• GIVEN TASK
Filter these entries so that only lines with the word "bits" remain.

** BEGIN INPUT RECORDS **

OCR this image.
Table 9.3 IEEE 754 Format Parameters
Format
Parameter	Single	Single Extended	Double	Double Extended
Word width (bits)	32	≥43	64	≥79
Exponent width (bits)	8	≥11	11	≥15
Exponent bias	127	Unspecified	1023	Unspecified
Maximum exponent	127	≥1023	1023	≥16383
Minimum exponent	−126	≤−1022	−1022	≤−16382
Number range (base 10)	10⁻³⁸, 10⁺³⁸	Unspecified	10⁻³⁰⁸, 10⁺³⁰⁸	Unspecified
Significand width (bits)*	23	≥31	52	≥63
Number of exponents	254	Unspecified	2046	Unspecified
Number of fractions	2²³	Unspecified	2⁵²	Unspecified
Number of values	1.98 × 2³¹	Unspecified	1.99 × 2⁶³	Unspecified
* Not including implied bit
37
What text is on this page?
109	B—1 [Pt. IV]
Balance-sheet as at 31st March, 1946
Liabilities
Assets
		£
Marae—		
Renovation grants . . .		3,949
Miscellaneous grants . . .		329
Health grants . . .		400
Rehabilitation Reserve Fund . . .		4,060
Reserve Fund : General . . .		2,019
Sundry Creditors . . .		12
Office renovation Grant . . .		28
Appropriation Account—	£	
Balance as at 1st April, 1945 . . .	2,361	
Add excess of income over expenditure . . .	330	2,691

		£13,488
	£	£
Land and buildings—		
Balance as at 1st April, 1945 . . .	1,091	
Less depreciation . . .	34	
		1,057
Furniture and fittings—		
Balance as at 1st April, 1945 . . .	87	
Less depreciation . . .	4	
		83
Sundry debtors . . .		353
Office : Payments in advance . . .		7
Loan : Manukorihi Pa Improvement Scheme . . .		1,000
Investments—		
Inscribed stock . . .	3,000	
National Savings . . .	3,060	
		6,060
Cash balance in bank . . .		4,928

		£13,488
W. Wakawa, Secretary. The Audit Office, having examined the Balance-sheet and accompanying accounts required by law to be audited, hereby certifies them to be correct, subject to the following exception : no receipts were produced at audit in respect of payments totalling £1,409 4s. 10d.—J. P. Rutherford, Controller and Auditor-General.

** END INPUT RECORDS **

• WORKED SOLUTION
Word width (bits)	32	≥43	64	≥79
Exponent width (bits)	8	≥11	11	≥15
Significand width (bits)*	23	≥31	52	≥63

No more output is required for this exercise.